DOCUMENT SEGMENT:
## start

U.S. cannabis consolidation 2.0

Verano Holdings (CSE: VRNO; OTCQX: VRNOF) agreed on Jan. 31 to acquire all outstanding shares of Goodness Growth Holdings (CSE: GDNS; OTCQX: GDNSF) in an all-stock transaction that values Goodness Growth at $413 million on a fully diluted basis.

The deal might be the first of many that abandons a common wisdom in cannabis M&A.

The acquisition ascribes a high valuation for Goodness Growth, based on 2022 and 2023 consensus EBITDA estimates.

  • Verano is paying 21.07X Goodness Growth’s estimated 2022 EBITDA and 11.25X estimated 2023 EBITDA.
  • The implied Goodness Growth share price of $2.39, based on the exchange ratio and Verano’s closing price on Jan. 31, is a 46% premium to GDNS’ closing price that day.

Table looking at Goodness Growth shares

The deal is also 36% dilutive to Verano on a pro forma 2022 EBITDA per-share basis.

Table looking at Goodness Growth shares
In conjunction with the transaction, Goodness Growth executed an amendment to its credit facility with Chicago Atlantic, allowing access to an additional $55 million of a delayed draw term loan for working capital, general corporate purposes and expansion of its New York operations.

Verano agreed to reimburse GDNS for all interest expenses above 10% until the closing or termination of the transaction.

The facility is relatively expensive, carrying a minimum cash interest rate of 13.375% and additional payment-in-kind interest of 2.75%.

The facility matures on April 30, 2023, and its refinancing represents an opportunity to improve the cash flow of GDNS.

The Viridian Credit Tracker ranks Verano as the fourth-strongest major multistate operator from a credit perspective, meaning it likely could refinance the debt at a rate below 9% after the deal closes.

Implications for the cannabis capital markets

Previously, Viridian Capital Advisors listed two potential catalysts that could make for a turnaround in cannabis stock prices:

  • Significant new M&A activity.
  • A renewed attempt at banking reform.

Both of these planks are now in place, and Tuesday’s stock prices show continued enthusiasm after a strong performance Monday.

Viridian has consistently pointed out that a significant driver of recent M&A activity is the gap between acquirer and target valuation multiples.

This transaction is the opposite: Verano is trading at only about 6.6X 2022 EBITDA, whereas the purchase price for GDNS implies a 21X multiple.

Verano is looking at the long-term strategic benefit of acquiring a portfolio of licensed and partially built-out assets that it can finish, improving its strategic and long-term financial position.

## end

Part of a data file:
## start

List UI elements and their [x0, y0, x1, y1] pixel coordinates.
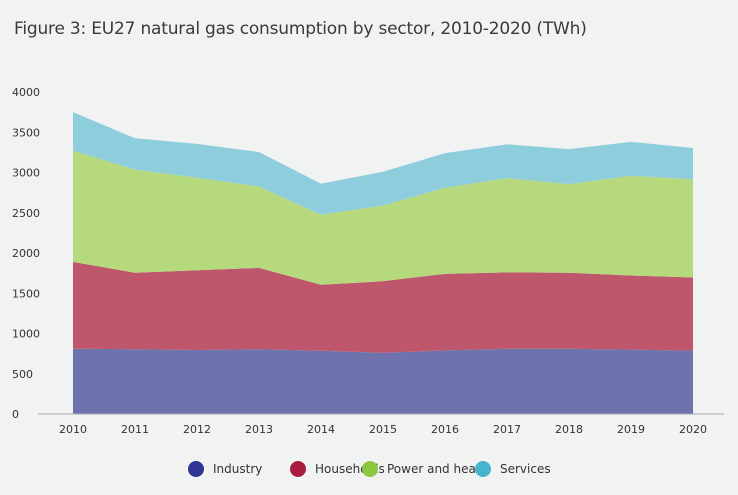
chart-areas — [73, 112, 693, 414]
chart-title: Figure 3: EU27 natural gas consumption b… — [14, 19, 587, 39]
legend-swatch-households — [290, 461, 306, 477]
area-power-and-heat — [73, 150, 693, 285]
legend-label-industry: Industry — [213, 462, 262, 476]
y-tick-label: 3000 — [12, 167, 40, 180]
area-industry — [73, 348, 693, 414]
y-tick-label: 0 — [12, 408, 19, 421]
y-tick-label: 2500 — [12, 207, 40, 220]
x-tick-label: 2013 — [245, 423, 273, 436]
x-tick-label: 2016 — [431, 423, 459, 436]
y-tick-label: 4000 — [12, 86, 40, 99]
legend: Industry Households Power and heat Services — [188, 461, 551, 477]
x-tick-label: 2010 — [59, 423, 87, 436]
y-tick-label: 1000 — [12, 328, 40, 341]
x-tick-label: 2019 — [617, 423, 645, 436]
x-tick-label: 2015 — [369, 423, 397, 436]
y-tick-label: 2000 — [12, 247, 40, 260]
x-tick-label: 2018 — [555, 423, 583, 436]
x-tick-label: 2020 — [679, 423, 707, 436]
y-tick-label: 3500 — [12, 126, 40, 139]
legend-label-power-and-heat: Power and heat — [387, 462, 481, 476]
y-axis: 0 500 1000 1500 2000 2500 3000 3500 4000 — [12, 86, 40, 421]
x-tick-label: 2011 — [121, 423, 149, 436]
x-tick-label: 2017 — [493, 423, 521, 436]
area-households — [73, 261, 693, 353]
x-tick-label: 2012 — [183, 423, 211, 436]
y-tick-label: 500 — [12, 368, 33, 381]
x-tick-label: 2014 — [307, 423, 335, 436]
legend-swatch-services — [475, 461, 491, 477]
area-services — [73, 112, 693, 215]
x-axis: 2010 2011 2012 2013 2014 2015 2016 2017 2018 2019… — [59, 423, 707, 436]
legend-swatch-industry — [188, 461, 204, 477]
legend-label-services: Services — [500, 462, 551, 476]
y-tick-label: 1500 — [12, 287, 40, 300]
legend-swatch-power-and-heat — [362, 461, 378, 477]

## end
## start

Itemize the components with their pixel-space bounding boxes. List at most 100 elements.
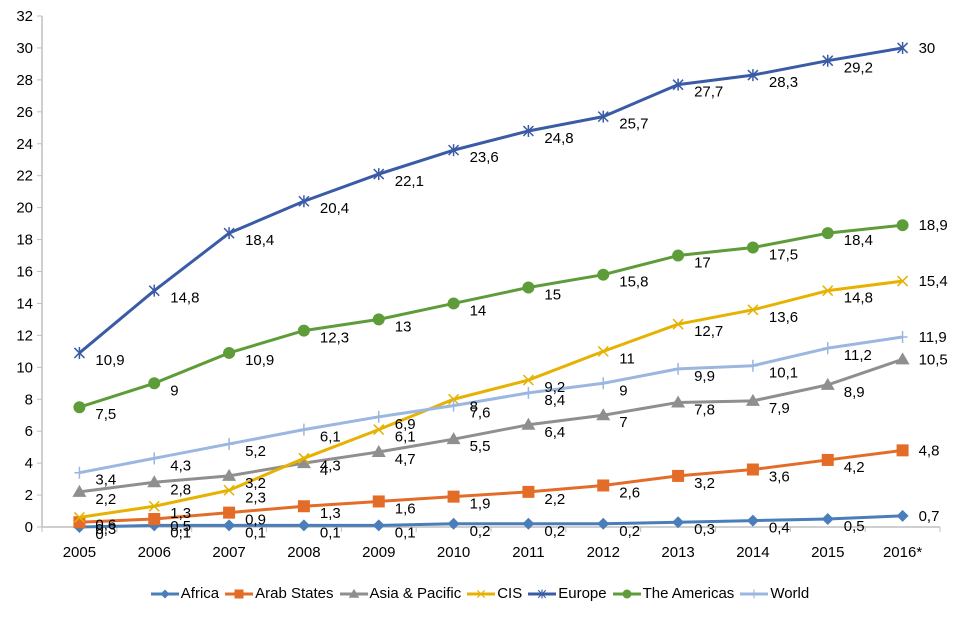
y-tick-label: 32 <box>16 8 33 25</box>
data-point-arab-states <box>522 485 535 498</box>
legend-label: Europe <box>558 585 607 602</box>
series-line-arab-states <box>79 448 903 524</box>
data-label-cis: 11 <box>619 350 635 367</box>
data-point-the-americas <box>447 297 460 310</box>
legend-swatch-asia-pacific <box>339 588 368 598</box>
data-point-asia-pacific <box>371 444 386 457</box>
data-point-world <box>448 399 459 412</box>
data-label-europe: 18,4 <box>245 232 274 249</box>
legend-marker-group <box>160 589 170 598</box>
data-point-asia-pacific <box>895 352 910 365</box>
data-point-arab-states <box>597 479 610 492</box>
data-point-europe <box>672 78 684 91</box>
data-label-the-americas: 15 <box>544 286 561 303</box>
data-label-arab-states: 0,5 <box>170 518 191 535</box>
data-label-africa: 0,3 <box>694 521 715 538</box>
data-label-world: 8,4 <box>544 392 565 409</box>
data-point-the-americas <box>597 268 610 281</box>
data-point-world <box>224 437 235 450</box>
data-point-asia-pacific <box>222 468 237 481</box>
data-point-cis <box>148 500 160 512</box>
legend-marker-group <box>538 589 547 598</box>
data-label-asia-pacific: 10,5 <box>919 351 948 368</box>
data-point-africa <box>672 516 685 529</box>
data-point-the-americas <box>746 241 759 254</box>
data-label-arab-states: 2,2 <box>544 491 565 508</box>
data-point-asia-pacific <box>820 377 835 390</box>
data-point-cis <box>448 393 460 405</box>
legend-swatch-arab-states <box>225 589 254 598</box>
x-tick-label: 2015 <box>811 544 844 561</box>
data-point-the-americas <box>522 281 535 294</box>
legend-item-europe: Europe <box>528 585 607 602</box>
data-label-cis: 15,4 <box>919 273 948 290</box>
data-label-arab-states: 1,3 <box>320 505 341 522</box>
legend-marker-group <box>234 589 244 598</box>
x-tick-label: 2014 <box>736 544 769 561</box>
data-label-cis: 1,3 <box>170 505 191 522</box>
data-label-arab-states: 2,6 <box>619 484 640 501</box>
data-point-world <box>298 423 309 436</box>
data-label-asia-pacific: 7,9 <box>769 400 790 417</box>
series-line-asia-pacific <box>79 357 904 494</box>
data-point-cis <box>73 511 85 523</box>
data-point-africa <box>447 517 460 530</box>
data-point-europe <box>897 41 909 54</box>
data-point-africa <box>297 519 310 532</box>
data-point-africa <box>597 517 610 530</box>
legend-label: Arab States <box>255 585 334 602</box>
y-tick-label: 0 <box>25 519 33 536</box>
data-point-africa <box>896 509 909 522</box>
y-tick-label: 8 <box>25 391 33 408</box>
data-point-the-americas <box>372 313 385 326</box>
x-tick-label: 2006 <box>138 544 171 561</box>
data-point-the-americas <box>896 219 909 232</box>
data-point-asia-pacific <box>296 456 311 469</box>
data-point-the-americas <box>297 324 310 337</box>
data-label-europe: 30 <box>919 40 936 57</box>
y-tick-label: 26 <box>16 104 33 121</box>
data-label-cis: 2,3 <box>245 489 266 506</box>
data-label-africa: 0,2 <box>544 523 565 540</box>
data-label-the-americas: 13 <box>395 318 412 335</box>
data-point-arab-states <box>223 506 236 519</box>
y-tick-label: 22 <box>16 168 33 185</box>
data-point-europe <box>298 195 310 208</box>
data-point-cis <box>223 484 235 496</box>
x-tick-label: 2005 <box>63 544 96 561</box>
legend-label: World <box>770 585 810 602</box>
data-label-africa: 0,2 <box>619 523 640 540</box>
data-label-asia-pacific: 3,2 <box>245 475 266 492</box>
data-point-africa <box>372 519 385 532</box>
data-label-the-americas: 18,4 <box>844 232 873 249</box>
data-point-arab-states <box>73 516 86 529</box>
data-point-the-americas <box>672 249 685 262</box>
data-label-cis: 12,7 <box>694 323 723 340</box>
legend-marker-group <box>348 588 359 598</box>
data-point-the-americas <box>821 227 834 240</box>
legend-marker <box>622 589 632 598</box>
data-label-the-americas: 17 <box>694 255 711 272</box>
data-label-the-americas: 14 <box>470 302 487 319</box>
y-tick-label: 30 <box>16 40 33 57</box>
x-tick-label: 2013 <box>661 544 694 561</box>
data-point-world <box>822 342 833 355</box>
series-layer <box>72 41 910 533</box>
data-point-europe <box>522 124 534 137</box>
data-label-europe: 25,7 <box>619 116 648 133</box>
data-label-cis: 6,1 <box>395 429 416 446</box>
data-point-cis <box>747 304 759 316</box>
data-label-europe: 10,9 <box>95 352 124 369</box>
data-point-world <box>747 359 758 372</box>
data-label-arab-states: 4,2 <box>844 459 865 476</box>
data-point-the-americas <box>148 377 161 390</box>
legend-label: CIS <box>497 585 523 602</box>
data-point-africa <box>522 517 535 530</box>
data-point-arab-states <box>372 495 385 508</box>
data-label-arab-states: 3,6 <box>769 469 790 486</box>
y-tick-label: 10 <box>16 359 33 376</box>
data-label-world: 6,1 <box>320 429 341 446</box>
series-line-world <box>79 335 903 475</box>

## end
## start

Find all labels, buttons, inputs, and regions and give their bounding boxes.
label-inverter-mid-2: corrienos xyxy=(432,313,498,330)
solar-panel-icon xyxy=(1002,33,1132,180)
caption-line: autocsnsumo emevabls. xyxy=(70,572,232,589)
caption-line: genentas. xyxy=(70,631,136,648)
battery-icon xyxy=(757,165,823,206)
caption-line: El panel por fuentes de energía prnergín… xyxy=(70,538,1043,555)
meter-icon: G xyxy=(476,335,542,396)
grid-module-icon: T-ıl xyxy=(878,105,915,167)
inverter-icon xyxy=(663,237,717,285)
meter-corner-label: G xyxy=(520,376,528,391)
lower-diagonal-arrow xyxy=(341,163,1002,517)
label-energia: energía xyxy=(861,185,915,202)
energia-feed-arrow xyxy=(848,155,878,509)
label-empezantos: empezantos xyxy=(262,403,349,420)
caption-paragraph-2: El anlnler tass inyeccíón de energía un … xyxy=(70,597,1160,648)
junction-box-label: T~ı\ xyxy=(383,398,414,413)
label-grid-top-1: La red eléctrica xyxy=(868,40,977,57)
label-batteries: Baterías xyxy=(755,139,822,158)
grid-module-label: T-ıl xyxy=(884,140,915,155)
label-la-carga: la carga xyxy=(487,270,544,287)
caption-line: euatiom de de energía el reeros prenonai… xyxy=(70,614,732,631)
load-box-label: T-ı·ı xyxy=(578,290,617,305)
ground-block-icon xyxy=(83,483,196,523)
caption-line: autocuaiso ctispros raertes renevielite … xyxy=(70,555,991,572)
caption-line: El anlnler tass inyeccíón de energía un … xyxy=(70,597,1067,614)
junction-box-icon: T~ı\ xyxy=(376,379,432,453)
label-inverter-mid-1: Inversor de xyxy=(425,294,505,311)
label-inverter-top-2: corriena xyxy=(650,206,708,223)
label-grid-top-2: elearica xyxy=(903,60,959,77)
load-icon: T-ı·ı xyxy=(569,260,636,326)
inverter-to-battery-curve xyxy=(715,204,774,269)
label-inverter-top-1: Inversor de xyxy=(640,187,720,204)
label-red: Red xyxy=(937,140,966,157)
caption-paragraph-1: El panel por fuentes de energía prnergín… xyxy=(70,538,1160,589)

## end

THINGS TO DO:
1. According to the article on Verano's acquisition of Goodness Growth, what minimum cash interest rate does the Chicago Atlantic credit facility carry?
2. Carry on the article on Verano's acquisition of Goodness Growth from its last sentence.
Nothing in the listing is needed for this work.

EXERCISE RESULTS:
1. 13.375%

2.
The New York license alone might be worth more than $200 million, and the opportunity to expand in this market justifies the premium valuation paid.

The market likely will see an uptick in strategic public/public M&A transactions, with the odds of more significant transactions increasing.

Other potential acquisition targets include Planet 13 Holdings and 4Front Ventures.

And larger, undervalued Tier 1 or 2 MSOs could begin to entertain strategic combinations.

Several of the top management groups of these companies come from investment banking backgrounds, and the financial and operating gains to scale are not lost on them.

The previous time cannabis stock prices fell off the cliff, it brought M&A activity to a virtual standstill.

This has not happened in the current market downturn, and this transaction represents why Viridian doesn’t expect it to.

The common wisdom is that since the stock is the primary acquisition currency, acquisitions should be less attractive when prices fall. The fallacy of this argument is twofold:

  • Most acquisitions benefit from the valuation gap between large and small companies.
  • That common wisdom looks at the transaction only from the buyer’s perspective.

Like many major MSOs, Verano stock has been heavily punished in the latter half of 2021 and early 2022, and 6.6X next year’s EBITDA represents an extraordinarily attractive investment.

Sellers increasingly appear to be looking at the long-term investment potential of the acquirer’s stock and prefer receiving discounted stock rather than cash.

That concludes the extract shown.